Published in final edited form as: Cell. 2008 Oct 31;135(3):535–548. doi: 10.1016/j.cell.2008.09.057

MyoVb is Required for LTP-Induced Exocytosis, AMPA Receptor Insertion, and Spine Growth

(A) Hippocampal neurons expressing MyoVb shRNA were transfected with TfR-SEP either alone (MyoVb RNAi) or together with RNAi-resistant MyoVb-WT (Rescue). Exocytosis from REs was monitored by TfR-SEP fluorescence before and 15 min after glycine. Fluorescence intensity is indicated as a pseudocolor scale. White and red arrows indicated spines with increased and unchanged/decreased TfR-SEP signal after glycine stimulation, respectively. Scale bars, 2 μm and 1 μm. See Movies S9-S11.
######
§ Exercise requirements
1. Answer these about the MyoVb figure caption:
(a) In which journal, and on what date, was the work published in final edited form?
(b) How long after glycine was TfR-SEP fluorescence checked?
(c) What do the white arrows mark?
2. Repeat the stretch of the MyoVb figure caption from "MyoVb is Required" through "See Movies S9-S11.".
3. Say whether each statement agrees with the MyoVb figure caption, giving yes or no and the deciding words:
(a) The Rescue neurons received RNAi-resistant MyoVb-WT along with TfR-SEP.
(b) Fluorescence intensity is shown on a grayscale.
(c) Red arrows mark spines whose signal went up after glycine.

(Document structure recognition data)
######
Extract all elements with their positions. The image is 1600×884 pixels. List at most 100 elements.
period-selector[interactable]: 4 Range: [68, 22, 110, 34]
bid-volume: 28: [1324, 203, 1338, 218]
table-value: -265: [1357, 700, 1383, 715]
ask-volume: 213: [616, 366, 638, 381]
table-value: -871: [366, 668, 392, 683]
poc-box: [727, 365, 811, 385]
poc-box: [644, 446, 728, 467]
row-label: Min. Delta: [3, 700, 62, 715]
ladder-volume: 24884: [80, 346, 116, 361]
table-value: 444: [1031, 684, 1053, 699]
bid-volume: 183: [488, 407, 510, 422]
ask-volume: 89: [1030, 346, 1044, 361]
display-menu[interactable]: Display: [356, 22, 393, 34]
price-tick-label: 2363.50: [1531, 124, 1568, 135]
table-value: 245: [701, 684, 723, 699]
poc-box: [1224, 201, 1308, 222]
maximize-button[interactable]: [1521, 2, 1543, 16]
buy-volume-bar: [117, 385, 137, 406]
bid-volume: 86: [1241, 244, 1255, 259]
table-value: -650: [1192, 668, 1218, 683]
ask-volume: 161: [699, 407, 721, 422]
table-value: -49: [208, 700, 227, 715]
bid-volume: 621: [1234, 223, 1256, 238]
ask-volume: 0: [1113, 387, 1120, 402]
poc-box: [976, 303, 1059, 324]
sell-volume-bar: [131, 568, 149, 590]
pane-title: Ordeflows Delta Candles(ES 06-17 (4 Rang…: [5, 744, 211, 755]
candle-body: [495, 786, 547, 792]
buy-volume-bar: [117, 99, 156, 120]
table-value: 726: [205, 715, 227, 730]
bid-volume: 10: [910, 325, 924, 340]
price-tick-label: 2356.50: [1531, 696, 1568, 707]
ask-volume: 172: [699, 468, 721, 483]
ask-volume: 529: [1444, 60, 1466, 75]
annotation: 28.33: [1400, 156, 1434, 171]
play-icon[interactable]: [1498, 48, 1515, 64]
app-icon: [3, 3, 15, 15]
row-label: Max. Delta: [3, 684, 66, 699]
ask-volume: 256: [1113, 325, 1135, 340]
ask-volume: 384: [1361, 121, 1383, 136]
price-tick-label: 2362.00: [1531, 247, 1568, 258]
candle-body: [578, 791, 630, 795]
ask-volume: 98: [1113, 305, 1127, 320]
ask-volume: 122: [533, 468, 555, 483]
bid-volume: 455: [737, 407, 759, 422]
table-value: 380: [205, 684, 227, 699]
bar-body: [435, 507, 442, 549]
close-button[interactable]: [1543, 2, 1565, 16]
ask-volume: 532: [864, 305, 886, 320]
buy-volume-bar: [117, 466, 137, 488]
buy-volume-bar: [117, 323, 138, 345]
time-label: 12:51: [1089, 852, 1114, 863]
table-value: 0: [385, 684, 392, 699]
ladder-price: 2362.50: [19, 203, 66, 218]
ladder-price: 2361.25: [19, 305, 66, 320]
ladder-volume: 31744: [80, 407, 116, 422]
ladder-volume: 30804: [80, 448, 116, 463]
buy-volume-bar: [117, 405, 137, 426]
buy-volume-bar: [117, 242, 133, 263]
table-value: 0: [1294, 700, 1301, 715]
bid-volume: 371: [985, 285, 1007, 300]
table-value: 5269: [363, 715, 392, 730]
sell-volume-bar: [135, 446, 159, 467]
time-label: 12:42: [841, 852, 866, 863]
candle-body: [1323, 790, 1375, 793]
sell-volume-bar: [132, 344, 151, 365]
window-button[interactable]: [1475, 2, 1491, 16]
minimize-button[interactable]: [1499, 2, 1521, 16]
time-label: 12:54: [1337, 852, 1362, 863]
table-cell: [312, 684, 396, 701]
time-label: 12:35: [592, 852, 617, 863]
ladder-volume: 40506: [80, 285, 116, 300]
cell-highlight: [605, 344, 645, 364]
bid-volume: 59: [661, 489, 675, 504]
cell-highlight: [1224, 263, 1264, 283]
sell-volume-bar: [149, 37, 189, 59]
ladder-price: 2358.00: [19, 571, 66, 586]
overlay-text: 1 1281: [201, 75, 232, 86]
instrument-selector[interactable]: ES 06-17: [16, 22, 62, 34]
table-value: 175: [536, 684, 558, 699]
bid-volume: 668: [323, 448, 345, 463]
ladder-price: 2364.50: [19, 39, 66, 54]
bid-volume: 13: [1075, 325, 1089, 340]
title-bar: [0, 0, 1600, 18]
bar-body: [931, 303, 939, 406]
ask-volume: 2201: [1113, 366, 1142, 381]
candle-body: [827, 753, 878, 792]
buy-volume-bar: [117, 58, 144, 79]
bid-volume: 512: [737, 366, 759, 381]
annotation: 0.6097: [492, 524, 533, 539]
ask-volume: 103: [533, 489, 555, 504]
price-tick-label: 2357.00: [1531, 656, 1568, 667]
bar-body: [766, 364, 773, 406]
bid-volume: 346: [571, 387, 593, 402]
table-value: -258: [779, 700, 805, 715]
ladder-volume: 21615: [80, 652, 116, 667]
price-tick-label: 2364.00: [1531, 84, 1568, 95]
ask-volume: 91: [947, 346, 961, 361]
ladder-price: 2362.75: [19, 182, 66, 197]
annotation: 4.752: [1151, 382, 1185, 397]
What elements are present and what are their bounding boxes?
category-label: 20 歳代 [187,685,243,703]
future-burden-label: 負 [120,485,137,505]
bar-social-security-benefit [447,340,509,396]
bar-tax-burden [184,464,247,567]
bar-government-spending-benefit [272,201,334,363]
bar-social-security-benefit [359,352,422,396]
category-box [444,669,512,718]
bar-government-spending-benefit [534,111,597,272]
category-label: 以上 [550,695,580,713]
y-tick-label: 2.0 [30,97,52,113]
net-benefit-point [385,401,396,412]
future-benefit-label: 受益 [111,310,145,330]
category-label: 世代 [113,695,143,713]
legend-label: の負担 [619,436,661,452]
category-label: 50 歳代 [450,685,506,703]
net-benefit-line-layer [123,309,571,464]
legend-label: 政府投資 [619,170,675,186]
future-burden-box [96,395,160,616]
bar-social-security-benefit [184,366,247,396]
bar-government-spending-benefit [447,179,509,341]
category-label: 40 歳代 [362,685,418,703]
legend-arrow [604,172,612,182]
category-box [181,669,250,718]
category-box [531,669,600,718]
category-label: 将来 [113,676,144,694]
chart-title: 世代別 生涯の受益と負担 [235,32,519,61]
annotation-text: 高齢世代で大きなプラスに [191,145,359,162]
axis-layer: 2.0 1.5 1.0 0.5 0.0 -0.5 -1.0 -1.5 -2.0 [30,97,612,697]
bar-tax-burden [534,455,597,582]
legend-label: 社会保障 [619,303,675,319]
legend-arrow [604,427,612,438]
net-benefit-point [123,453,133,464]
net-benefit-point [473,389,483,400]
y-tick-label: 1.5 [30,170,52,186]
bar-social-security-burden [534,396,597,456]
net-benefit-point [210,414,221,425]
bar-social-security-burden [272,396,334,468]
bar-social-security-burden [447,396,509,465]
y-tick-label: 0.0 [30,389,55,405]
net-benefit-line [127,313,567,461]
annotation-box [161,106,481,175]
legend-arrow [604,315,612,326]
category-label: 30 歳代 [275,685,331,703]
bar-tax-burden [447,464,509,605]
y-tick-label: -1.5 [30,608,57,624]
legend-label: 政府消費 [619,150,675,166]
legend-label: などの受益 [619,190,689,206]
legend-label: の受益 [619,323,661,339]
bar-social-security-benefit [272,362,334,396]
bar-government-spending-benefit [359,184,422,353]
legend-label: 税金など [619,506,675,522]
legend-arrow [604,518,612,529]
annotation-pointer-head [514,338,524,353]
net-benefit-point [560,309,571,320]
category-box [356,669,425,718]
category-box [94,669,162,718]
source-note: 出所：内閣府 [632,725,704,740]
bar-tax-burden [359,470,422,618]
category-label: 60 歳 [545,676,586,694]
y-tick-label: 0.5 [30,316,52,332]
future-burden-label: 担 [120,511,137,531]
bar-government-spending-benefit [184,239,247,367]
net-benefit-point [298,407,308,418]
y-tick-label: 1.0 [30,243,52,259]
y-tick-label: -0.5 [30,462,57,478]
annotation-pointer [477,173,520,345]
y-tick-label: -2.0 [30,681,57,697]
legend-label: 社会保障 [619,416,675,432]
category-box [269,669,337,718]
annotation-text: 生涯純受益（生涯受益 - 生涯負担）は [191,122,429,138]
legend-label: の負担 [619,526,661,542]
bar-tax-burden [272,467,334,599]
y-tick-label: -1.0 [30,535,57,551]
######
§ Solution set
1.
(a) Cell, October 31, 2008.
(b) 15 min.
(c) Spines with increased TfR-SEP signal after glycine stimulation.

2.
MyoVb is Required for LTP-Induced Exocytosis, AMPA Receptor Insertion, and Spine Growth

(A) Hippocampal neurons expressing MyoVb shRNA were transfected with TfR-SEP either alone (MyoVb RNAi) or together with RNAi-resistant MyoVb-WT (Rescue). Exocytosis from REs was monitored by TfR-SEP fluorescence before and 15 min after glycine. Fluorescence intensity is indicated as a pseudocolor scale. White and red arrows indicated spines with increased and unchanged/decreased TfR-SEP signal after glycine stimulation, respectively. Scale bars, 2 μm and 1 μm. See Movies S9-S11.

3.
(a) Yes: "transfected with TfR-SEP either alone (MyoVb RNAi) or together with RNAi-resistant MyoVb-WT (Rescue)"
(b) No: "Fluorescence intensity is indicated as a pseudocolor scale."
(c) No: "White and red arrows indicated spines with increased and unchanged/decreased TfR-SEP signal after glycine stimulation, respectively."